Determine how many lines contain the string "CryptoQuant". Reply with that figure and nothing else.

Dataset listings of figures
>> begin

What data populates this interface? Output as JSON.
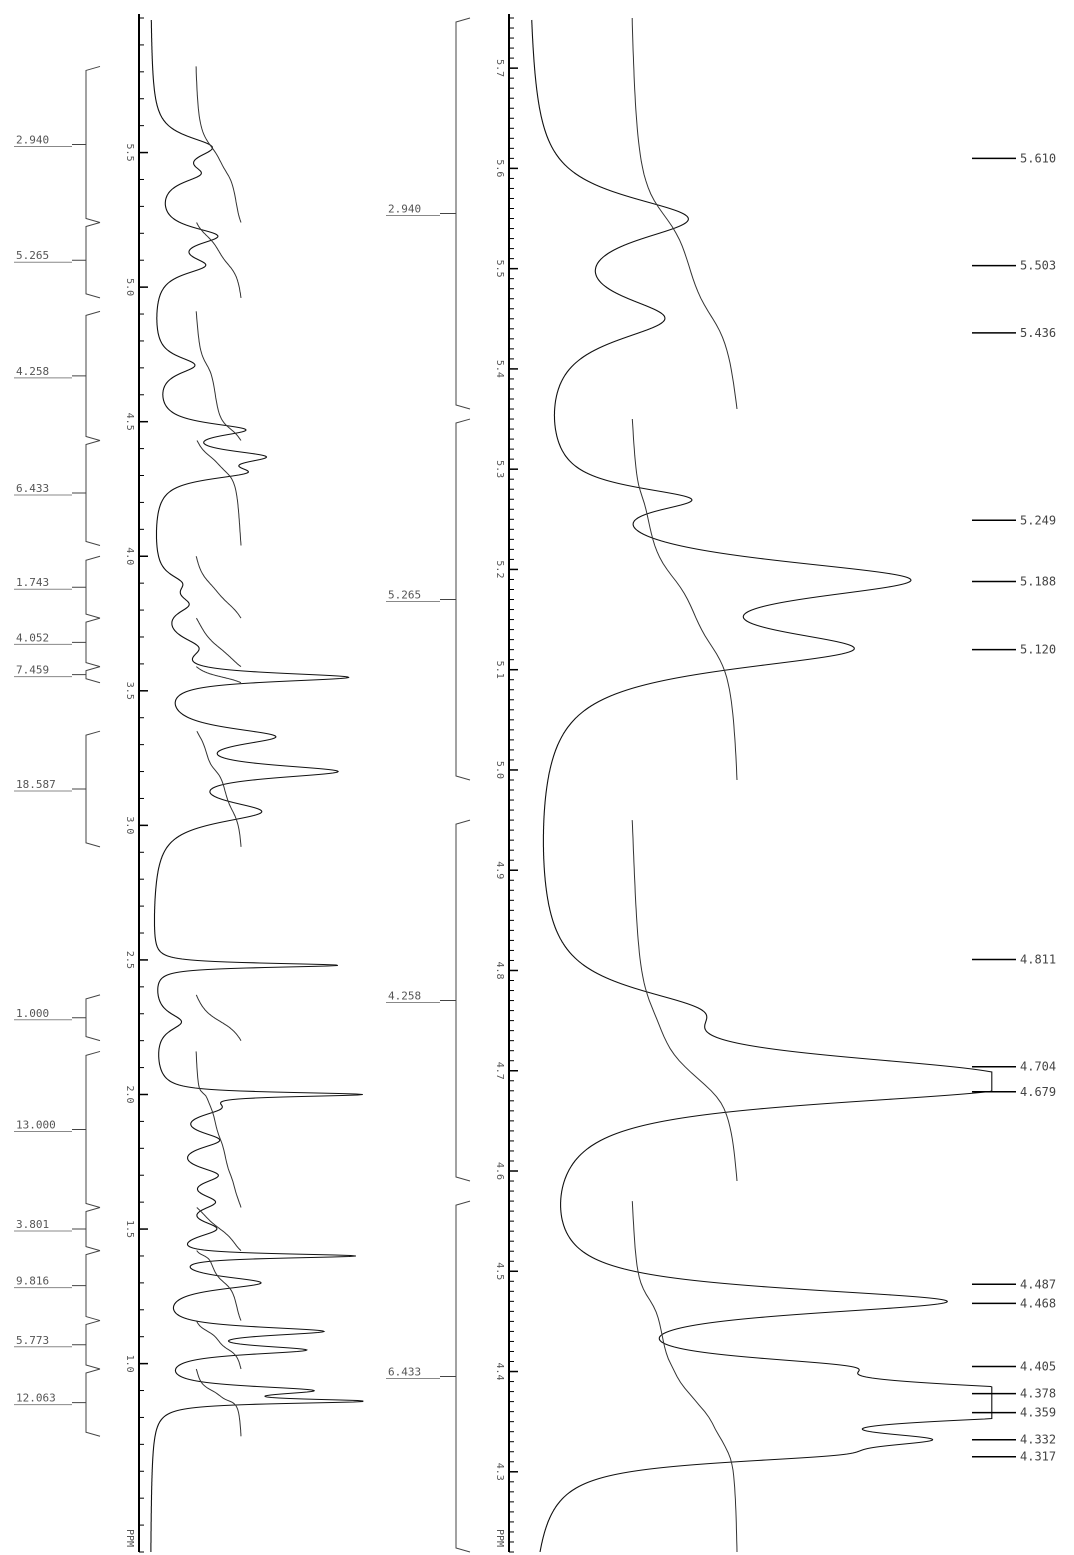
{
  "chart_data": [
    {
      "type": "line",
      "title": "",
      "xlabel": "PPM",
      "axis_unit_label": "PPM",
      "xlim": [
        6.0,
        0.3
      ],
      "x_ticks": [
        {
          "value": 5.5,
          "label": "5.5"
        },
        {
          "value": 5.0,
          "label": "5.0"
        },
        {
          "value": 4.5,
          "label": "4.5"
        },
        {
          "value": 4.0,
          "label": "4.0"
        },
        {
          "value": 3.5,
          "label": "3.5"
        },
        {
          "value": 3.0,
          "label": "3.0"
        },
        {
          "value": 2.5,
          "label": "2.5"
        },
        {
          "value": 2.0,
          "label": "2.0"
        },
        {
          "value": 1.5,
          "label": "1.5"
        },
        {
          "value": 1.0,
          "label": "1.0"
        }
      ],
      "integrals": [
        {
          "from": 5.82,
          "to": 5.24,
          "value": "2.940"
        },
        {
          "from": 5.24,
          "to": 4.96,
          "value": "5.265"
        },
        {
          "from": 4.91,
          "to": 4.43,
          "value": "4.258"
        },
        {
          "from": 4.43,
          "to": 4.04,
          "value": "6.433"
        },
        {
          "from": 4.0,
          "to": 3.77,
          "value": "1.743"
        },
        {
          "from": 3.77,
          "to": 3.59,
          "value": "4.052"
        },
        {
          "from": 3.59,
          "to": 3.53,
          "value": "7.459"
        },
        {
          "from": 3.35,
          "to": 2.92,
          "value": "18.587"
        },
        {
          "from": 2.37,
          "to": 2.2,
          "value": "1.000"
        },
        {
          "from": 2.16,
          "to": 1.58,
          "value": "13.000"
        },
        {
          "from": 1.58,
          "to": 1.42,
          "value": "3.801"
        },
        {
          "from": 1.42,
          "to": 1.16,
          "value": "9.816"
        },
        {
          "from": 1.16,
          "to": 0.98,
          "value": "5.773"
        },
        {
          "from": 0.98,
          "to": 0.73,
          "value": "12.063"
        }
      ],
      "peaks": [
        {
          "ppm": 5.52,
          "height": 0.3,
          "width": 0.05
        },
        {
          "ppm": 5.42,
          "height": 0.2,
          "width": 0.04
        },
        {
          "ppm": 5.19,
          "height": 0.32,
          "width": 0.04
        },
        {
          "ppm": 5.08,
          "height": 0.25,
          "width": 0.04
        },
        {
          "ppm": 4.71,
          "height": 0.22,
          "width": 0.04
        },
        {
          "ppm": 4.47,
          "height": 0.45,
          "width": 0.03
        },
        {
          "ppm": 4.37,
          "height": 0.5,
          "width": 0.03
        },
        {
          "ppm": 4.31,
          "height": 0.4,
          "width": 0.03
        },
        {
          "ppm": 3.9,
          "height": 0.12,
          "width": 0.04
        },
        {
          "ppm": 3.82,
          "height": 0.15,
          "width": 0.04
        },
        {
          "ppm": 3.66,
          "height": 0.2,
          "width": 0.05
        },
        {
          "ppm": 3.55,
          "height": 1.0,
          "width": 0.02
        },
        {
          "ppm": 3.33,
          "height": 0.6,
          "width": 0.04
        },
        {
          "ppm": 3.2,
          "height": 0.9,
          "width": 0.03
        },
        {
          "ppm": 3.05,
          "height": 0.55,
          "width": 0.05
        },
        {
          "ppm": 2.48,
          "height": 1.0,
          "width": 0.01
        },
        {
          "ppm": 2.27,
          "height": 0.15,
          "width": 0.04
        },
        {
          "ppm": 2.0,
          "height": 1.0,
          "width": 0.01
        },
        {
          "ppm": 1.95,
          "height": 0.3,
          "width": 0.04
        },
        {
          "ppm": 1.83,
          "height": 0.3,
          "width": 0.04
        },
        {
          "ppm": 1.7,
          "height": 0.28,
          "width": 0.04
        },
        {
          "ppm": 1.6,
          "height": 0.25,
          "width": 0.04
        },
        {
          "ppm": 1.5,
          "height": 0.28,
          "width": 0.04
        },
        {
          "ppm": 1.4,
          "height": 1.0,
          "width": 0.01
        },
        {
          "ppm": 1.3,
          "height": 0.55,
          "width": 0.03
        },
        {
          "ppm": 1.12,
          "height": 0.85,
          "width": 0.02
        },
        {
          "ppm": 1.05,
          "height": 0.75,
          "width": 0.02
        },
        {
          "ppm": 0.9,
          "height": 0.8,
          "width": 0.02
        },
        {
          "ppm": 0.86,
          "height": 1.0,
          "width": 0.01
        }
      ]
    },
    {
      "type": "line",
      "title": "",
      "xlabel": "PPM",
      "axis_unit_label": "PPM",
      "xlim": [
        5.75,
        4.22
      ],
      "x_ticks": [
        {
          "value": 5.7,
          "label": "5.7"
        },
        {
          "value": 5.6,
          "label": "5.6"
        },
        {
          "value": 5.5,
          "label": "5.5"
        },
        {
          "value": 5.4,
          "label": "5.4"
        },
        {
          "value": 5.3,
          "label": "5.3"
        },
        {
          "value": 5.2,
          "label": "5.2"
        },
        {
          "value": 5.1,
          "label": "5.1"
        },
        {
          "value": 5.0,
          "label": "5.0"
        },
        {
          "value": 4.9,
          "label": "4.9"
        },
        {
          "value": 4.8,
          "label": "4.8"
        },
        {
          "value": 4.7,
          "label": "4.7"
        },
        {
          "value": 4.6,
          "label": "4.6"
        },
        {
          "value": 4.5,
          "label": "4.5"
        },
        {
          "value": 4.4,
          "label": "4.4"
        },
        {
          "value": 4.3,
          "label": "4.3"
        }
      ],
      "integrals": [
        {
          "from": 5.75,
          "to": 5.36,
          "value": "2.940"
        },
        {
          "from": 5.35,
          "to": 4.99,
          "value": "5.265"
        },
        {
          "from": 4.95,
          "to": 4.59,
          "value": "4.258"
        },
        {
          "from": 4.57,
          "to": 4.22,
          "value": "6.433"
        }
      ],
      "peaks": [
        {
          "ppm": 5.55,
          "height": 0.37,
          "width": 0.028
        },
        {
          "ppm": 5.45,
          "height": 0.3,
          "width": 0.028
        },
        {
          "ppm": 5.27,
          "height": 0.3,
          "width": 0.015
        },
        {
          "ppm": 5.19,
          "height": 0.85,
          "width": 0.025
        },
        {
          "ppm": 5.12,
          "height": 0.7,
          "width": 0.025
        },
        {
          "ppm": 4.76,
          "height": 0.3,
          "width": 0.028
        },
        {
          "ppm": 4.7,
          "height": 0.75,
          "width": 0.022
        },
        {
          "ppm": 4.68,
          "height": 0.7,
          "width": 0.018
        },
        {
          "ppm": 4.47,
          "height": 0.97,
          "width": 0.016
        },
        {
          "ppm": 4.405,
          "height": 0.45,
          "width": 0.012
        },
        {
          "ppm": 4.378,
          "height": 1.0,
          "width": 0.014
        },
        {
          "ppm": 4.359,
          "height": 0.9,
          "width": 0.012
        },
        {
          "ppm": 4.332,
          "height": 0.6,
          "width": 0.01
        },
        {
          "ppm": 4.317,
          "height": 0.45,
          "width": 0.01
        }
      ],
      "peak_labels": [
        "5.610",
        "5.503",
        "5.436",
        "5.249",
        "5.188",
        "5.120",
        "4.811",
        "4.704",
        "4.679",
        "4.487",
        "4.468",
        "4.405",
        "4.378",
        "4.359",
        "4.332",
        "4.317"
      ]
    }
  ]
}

>> end
>> begin

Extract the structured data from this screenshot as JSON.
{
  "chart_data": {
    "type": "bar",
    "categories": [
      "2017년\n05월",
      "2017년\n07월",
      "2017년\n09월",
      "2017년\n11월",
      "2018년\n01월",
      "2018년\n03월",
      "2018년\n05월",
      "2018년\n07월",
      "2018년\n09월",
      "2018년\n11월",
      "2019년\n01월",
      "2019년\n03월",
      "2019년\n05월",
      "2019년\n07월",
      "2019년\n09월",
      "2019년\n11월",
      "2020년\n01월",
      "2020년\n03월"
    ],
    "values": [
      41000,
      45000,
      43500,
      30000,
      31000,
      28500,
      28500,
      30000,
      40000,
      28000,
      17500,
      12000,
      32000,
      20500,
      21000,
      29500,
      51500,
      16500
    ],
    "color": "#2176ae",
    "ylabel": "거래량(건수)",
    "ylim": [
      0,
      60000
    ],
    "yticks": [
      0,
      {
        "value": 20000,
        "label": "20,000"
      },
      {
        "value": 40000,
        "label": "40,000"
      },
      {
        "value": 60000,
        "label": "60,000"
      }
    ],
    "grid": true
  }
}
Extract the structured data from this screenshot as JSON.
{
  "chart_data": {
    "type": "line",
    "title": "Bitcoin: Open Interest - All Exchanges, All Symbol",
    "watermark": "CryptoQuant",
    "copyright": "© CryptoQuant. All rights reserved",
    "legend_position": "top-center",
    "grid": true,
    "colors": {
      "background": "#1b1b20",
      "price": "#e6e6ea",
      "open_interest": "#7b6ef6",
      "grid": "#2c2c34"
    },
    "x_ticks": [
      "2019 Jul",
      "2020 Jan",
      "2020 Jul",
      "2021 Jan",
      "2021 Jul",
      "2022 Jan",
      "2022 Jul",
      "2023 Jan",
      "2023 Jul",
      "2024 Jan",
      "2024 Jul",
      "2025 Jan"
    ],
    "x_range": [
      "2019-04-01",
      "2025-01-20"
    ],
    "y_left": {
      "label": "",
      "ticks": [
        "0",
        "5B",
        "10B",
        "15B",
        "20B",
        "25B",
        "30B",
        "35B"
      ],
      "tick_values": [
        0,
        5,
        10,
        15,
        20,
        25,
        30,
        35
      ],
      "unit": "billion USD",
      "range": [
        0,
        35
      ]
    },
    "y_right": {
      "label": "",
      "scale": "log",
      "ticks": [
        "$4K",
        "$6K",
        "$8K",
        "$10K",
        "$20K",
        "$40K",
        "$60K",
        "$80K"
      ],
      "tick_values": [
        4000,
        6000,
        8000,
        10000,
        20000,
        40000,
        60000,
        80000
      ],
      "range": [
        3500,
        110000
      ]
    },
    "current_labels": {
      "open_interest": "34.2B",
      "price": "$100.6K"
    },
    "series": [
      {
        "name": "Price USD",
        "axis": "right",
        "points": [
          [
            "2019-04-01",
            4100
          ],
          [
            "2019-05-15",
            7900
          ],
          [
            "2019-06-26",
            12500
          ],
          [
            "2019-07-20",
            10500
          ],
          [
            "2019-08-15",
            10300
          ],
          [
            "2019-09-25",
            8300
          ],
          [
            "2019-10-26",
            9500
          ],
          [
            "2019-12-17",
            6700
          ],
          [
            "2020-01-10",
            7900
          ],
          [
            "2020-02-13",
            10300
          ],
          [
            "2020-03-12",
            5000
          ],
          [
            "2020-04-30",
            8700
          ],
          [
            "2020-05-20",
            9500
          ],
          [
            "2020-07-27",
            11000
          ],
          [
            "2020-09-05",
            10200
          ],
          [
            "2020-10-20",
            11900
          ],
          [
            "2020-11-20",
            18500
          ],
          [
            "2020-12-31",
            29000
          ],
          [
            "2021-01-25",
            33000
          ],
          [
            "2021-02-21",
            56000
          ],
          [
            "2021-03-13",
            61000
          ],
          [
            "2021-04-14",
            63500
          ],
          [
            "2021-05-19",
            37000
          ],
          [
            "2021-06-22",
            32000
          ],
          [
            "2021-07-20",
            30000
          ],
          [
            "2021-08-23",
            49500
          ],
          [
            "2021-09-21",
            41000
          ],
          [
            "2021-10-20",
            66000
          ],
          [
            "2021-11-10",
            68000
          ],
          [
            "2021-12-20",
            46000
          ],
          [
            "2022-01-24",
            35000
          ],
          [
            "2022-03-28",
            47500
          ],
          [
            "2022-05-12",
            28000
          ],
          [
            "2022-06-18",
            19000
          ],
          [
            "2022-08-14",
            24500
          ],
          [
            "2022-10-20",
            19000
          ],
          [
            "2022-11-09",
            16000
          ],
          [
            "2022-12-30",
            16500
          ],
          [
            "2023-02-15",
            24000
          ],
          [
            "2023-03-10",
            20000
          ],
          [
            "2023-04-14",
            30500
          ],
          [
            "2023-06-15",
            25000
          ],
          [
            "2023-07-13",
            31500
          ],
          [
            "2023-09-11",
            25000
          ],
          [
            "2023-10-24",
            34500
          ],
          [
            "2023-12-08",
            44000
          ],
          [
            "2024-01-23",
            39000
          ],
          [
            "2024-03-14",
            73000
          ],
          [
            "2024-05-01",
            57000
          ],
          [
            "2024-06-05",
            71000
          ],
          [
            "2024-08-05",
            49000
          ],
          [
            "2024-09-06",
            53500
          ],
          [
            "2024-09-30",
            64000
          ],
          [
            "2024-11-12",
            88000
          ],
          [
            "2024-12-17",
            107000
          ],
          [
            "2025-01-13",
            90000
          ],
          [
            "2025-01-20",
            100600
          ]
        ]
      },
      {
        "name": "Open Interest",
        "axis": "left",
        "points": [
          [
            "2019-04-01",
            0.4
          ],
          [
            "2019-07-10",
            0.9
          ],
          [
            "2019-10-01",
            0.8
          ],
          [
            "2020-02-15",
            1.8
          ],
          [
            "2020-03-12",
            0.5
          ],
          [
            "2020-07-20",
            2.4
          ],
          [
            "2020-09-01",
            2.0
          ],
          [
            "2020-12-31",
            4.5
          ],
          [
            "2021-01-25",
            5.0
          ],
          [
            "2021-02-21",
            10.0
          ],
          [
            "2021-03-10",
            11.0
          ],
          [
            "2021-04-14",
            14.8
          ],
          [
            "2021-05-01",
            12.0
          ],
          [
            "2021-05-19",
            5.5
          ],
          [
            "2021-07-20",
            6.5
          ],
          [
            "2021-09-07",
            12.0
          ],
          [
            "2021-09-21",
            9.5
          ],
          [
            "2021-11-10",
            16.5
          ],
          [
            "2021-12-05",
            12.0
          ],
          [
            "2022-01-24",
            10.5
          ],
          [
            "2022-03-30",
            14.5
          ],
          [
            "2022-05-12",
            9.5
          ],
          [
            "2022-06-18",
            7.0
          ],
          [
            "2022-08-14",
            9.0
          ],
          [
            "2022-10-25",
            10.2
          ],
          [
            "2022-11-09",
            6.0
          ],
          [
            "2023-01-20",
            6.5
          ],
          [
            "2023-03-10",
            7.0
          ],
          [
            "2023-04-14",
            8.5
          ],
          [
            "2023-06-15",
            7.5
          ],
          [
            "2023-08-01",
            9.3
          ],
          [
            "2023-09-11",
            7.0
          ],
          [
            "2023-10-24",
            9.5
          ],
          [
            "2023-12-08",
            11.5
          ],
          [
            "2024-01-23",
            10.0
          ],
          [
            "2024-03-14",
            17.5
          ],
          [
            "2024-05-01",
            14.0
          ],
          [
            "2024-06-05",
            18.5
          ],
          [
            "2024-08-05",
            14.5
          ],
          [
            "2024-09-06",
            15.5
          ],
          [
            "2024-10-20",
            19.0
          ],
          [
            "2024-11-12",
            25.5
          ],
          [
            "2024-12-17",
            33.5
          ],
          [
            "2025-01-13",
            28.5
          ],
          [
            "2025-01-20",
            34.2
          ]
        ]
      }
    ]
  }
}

>> end

§ **FINAL RESULT**
2